▶ **Exercise aim**:
Retype the listing that follows, word for word.

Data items
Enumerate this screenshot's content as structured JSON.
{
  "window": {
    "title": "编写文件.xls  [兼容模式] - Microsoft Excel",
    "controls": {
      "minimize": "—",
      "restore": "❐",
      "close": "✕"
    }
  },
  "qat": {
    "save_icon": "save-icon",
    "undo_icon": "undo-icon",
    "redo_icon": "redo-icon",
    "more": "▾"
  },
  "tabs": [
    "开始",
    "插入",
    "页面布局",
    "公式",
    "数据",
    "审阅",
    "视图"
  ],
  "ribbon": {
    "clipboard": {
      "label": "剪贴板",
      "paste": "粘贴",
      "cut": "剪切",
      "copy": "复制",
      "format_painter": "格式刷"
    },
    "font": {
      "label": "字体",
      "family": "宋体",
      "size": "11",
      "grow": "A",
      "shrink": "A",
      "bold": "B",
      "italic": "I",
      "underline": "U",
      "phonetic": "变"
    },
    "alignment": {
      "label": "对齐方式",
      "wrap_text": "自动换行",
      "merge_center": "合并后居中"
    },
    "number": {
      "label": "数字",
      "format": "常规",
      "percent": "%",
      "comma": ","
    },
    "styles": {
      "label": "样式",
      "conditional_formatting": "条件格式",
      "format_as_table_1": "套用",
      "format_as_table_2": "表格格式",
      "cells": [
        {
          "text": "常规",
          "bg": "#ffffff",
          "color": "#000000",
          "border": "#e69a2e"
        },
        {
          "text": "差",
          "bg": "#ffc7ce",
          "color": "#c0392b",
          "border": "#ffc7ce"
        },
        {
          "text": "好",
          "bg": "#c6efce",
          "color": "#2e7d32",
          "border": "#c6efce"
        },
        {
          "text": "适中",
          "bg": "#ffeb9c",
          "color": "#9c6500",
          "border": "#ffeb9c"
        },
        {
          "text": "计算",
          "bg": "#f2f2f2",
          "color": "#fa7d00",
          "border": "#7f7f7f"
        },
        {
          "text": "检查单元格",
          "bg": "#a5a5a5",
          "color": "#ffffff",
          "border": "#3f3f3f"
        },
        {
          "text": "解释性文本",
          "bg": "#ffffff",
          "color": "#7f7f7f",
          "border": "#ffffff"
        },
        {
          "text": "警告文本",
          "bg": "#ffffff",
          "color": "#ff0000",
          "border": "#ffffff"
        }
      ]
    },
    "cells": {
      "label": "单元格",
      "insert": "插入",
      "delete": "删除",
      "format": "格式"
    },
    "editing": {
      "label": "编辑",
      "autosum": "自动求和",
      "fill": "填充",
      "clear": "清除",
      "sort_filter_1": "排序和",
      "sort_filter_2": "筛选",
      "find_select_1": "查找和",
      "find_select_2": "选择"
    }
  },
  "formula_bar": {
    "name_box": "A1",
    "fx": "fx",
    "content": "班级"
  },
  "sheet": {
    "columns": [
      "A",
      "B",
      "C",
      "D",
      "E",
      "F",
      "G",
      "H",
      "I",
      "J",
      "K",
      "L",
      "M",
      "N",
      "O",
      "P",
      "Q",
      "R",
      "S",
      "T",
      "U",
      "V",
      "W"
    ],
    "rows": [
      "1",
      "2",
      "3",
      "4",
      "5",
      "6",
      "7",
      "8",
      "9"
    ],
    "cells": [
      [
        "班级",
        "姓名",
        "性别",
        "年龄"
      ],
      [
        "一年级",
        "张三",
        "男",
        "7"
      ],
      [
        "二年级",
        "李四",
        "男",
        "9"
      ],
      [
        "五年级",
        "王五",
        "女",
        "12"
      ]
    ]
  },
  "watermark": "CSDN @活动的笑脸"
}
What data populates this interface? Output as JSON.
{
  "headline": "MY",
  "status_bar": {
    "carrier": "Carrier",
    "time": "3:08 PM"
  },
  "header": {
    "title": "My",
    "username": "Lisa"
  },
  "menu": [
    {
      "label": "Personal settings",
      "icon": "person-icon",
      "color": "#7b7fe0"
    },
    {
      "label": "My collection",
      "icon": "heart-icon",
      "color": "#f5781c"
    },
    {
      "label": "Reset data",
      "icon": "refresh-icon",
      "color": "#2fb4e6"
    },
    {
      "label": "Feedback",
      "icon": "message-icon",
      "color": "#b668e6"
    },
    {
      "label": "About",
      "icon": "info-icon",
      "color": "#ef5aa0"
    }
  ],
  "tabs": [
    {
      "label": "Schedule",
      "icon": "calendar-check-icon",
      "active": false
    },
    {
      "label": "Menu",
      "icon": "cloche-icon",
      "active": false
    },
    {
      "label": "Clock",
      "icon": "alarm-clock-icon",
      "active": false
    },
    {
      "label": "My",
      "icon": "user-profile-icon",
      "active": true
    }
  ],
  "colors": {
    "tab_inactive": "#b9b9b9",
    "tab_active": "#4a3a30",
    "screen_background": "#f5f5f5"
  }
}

▶ **Output of the exercise**:
Enumerate this screenshot's content as structured JSON.
{
  "window": {
    "title": "编写文件.xls  [兼容模式] - Microsoft Excel",
    "controls": {
      "minimize": "—",
      "restore": "❐",
      "close": "✕"
    }
  },
  "qat": {
    "save_icon": "save-icon",
    "undo_icon": "undo-icon",
    "redo_icon": "redo-icon",
    "more": "▾"
  },
  "tabs": [
    "开始",
    "插入",
    "页面布局",
    "公式",
    "数据",
    "审阅",
    "视图"
  ],
  "ribbon": {
    "clipboard": {
      "label": "剪贴板",
      "paste": "粘贴",
      "cut": "剪切",
      "copy": "复制",
      "format_painter": "格式刷"
    },
    "font": {
      "label": "字体",
      "family": "宋体",
      "size": "11",
      "grow": "A",
      "shrink": "A",
      "bold": "B",
      "italic": "I",
      "underline": "U",
      "phonetic": "变"
    },
    "alignment": {
      "label": "对齐方式",
      "wrap_text": "自动换行",
      "merge_center": "合并后居中"
    },
    "number": {
      "label": "数字",
      "format": "常规",
      "percent": "%",
      "comma": ","
    },
    "styles": {
      "label": "样式",
      "conditional_formatting": "条件格式",
      "format_as_table_1": "套用",
      "format_as_table_2": "表格格式",
      "cells": [
        {
          "text": "常规",
          "bg": "#ffffff",
          "color": "#000000",
          "border": "#e69a2e"
        },
        {
          "text": "差",
          "bg": "#ffc7ce",
          "color": "#c0392b",
          "border": "#ffc7ce"
        },
        {
          "text": "好",
          "bg": "#c6efce",
          "color": "#2e7d32",
          "border": "#c6efce"
        },
        {
          "text": "适中",
          "bg": "#ffeb9c",
          "color": "#9c6500",
          "border": "#ffeb9c"
        },
        {
          "text": "计算",
          "bg": "#f2f2f2",
          "color": "#fa7d00",
          "border": "#7f7f7f"
        },
        {
          "text": "检查单元格",
          "bg": "#a5a5a5",
          "color": "#ffffff",
          "border": "#3f3f3f"
        },
        {
          "text": "解释性文本",
          "bg": "#ffffff",
          "color": "#7f7f7f",
          "border": "#ffffff"
        },
        {
          "text": "警告文本",
          "bg": "#ffffff",
          "color": "#ff0000",
          "border": "#ffffff"
        }
      ]
    },
    "cells": {
      "label": "单元格",
      "insert": "插入",
      "delete": "删除",
      "format": "格式"
    },
    "editing": {
      "label": "编辑",
      "autosum": "自动求和",
      "fill": "填充",
      "clear": "清除",
      "sort_filter_1": "排序和",
      "sort_filter_2": "筛选",
      "find_select_1": "查找和",
      "find_select_2": "选择"
    }
  },
  "formula_bar": {
    "name_box": "A1",
    "fx": "fx",
    "content": "班级"
  },
  "sheet": {
    "columns": [
      "A",
      "B",
      "C",
      "D",
      "E",
      "F",
      "G",
      "H",
      "I",
      "J",
      "K",
      "L",
      "M",
      "N",
      "O",
      "P",
      "Q",
      "R",
      "S",
      "T",
      "U",
      "V",
      "W"
    ],
    "rows": [
      "1",
      "2",
      "3",
      "4",
      "5",
      "6",
      "7",
      "8",
      "9"
    ],
    "cells": [
      [
        "班级",
        "姓名",
        "性别",
        "年龄"
      ],
      [
        "一年级",
        "张三",
        "男",
        "7"
      ],
      [
        "二年级",
        "李四",
        "男",
        "9"
      ],
      [
        "五年级",
        "王五",
        "女",
        "12"
      ]
    ]
  },
  "watermark": "CSDN @活动的笑脸"
}
What data populates this interface? Output as JSON.
{
  "headline": "MY",
  "status_bar": {
    "carrier": "Carrier",
    "time": "3:08 PM"
  },
  "header": {
    "title": "My",
    "username": "Lisa"
  },
  "menu": [
    {
      "label": "Personal settings",
      "icon": "person-icon",
      "color": "#7b7fe0"
    },
    {
      "label": "My collection",
      "icon": "heart-icon",
      "color": "#f5781c"
    },
    {
      "label": "Reset data",
      "icon": "refresh-icon",
      "color": "#2fb4e6"
    },
    {
      "label": "Feedback",
      "icon": "message-icon",
      "color": "#b668e6"
    },
    {
      "label": "About",
      "icon": "info-icon",
      "color": "#ef5aa0"
    }
  ],
  "tabs": [
    {
      "label": "Schedule",
      "icon": "calendar-check-icon",
      "active": false
    },
    {
      "label": "Menu",
      "icon": "cloche-icon",
      "active": false
    },
    {
      "label": "Clock",
      "icon": "alarm-clock-icon",
      "active": false
    },
    {
      "label": "My",
      "icon": "user-profile-icon",
      "active": true
    }
  ],
  "colors": {
    "tab_inactive": "#b9b9b9",
    "tab_active": "#4a3a30",
    "screen_background": "#f5f5f5"
  }
}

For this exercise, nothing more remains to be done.